══ GIVEN RECORDS ══

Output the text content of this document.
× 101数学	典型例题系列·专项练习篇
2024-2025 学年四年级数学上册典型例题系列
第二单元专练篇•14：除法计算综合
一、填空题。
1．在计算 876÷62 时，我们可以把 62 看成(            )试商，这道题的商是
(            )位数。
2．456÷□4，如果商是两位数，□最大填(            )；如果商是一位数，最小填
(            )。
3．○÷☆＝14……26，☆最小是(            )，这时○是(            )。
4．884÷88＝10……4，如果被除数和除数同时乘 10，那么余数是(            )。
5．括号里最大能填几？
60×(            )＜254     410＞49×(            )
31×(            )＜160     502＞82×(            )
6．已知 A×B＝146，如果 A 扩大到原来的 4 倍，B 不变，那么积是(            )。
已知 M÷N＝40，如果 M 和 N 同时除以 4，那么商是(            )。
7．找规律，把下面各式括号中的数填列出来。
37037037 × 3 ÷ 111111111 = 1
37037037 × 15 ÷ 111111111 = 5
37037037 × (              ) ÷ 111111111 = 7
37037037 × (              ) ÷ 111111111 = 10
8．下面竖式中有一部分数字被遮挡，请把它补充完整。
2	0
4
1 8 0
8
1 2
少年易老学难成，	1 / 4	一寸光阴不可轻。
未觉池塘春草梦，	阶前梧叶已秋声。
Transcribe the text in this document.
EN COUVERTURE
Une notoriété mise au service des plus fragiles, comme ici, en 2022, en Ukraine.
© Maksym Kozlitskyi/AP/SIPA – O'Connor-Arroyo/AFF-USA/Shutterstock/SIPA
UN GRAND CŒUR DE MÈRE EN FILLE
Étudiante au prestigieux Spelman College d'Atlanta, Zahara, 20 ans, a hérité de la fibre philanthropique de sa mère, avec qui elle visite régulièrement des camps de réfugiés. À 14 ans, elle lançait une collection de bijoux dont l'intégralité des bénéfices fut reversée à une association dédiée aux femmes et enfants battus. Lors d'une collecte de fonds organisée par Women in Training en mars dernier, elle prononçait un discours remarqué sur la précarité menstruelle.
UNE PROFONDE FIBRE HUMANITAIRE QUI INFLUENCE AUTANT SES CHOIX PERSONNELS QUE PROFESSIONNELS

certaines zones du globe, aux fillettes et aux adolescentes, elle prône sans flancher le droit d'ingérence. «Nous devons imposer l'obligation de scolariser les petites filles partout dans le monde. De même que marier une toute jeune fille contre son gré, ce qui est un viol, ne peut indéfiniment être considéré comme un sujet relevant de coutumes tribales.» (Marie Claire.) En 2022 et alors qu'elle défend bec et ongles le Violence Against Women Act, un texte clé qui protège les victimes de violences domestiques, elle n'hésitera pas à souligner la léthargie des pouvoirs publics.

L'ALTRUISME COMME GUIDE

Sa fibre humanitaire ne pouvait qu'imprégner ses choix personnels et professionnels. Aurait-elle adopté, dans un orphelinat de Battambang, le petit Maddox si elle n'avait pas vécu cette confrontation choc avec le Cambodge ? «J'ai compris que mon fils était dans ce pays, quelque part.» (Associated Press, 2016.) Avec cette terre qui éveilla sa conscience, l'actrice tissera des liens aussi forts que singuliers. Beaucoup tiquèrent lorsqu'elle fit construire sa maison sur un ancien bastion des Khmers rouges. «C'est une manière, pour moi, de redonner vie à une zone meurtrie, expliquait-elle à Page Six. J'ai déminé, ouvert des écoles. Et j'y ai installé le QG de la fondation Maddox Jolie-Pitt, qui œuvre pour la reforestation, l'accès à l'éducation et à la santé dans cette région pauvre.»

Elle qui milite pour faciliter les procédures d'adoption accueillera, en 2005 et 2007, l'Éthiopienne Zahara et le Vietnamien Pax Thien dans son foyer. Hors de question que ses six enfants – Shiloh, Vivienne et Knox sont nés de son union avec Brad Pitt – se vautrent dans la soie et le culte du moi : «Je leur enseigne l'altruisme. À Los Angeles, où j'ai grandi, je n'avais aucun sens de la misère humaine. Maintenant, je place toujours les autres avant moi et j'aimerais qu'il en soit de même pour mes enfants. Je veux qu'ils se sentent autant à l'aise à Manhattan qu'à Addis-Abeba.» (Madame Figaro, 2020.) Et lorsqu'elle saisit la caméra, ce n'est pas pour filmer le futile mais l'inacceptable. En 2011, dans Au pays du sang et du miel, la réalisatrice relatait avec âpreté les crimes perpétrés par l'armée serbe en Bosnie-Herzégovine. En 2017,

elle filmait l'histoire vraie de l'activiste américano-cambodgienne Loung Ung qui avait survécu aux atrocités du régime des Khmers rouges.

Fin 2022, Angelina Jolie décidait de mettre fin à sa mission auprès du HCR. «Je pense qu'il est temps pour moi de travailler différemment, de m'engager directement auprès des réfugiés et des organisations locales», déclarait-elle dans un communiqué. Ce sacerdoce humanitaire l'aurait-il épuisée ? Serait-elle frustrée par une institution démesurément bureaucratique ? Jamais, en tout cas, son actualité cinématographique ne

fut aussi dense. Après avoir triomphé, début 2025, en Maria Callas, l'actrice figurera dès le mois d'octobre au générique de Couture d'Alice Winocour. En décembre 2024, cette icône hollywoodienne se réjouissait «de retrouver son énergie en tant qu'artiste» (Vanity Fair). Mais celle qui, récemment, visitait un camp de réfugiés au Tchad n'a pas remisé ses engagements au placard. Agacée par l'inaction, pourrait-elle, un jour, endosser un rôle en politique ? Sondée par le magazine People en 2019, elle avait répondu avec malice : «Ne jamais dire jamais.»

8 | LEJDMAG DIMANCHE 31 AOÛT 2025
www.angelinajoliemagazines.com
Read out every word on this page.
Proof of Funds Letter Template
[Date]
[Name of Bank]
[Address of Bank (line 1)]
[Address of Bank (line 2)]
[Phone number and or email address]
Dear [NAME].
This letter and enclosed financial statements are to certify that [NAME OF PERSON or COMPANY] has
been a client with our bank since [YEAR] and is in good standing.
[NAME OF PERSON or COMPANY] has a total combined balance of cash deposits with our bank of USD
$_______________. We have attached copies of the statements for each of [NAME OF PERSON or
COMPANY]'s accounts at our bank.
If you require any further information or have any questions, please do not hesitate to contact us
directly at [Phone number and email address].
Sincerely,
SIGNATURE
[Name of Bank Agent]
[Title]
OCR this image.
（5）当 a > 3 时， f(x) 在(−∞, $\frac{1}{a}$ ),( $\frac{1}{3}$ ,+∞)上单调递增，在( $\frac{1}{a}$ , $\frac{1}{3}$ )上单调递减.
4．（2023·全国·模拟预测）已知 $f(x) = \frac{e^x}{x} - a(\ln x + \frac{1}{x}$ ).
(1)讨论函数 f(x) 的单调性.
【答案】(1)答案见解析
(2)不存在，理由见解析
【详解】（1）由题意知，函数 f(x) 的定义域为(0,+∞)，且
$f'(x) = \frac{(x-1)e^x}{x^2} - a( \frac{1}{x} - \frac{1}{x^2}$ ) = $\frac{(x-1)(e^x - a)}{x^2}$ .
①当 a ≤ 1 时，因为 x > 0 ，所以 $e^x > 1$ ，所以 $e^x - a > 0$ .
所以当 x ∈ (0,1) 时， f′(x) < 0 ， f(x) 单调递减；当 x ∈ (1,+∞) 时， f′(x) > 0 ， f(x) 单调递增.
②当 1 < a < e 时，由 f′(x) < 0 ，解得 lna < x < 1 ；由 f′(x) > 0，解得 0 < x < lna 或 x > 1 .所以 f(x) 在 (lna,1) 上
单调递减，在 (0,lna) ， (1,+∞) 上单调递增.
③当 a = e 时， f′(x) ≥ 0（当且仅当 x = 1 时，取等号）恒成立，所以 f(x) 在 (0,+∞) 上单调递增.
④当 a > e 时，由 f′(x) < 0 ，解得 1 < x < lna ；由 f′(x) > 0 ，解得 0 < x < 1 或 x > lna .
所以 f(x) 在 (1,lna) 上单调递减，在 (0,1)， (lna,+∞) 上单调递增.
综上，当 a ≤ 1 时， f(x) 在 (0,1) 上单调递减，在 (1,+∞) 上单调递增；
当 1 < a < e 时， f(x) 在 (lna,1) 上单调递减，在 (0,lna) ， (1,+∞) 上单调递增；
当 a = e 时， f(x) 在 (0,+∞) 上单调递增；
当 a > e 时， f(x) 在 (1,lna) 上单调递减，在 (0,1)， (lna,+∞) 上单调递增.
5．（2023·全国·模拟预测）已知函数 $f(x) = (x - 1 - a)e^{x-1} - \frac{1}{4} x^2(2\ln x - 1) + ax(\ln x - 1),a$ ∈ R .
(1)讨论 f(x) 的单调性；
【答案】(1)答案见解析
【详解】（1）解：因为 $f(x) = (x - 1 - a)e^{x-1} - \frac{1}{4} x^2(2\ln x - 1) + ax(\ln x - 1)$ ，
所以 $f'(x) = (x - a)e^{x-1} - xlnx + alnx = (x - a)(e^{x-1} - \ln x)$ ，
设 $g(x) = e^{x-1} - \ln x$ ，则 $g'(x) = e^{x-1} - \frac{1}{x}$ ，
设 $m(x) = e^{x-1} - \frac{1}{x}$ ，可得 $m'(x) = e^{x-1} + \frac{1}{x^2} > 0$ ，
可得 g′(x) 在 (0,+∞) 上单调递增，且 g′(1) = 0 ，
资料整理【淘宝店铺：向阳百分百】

═══

Copy out every line holding the string "actrice".

Sa fibre humanitaire ne pouvait qu'imprégner ses choix personnels et professionnels. Aurait-elle adopté, dans un orphelinat de Battambang, le petit Maddox si elle n'avait pas vécu cette confrontation choc avec le Cambodge ? «J'ai compris que mon fils était dans ce pays, quelque part.» (Associated Press, 2016.) Avec cette terre qui éveilla sa conscience, l'actrice tissera des liens aussi forts que singuliers. Beaucoup tiquèrent lorsqu'elle fit construire sa maison sur un ancien bastion des Khmers rouges. «C'est une manière, pour moi, de redonner vie à une zone meurtrie, expliquait-elle à Page Six. J'ai déminé, ouvert des écoles. Et j'y ai installé le QG de la fondation Maddox Jolie-Pitt, qui œuvre pour la reforestation, l'accès à l'éducation et à la santé dans cette région pauvre.»
fut aussi dense. Après avoir triomphé, début 2025, en Maria Callas, l'actrice figurera dès le mois d'octobre au générique de Couture d'Alice Winocour. En décembre 2024, cette icône hollywoodienne se réjouissait «de retrouver son énergie en tant qu'artiste» (Vanity Fair). Mais celle qui, récemment, visitait un camp de réfugiés au Tchad n'a pas remisé ses engagements au placard. Agacée par l'inaction, pourrait-elle, un jour, endosser un rôle en politique ? Sondée par le magazine People en 2019, elle avait répondu avec malice : «Ne jamais dire jamais.»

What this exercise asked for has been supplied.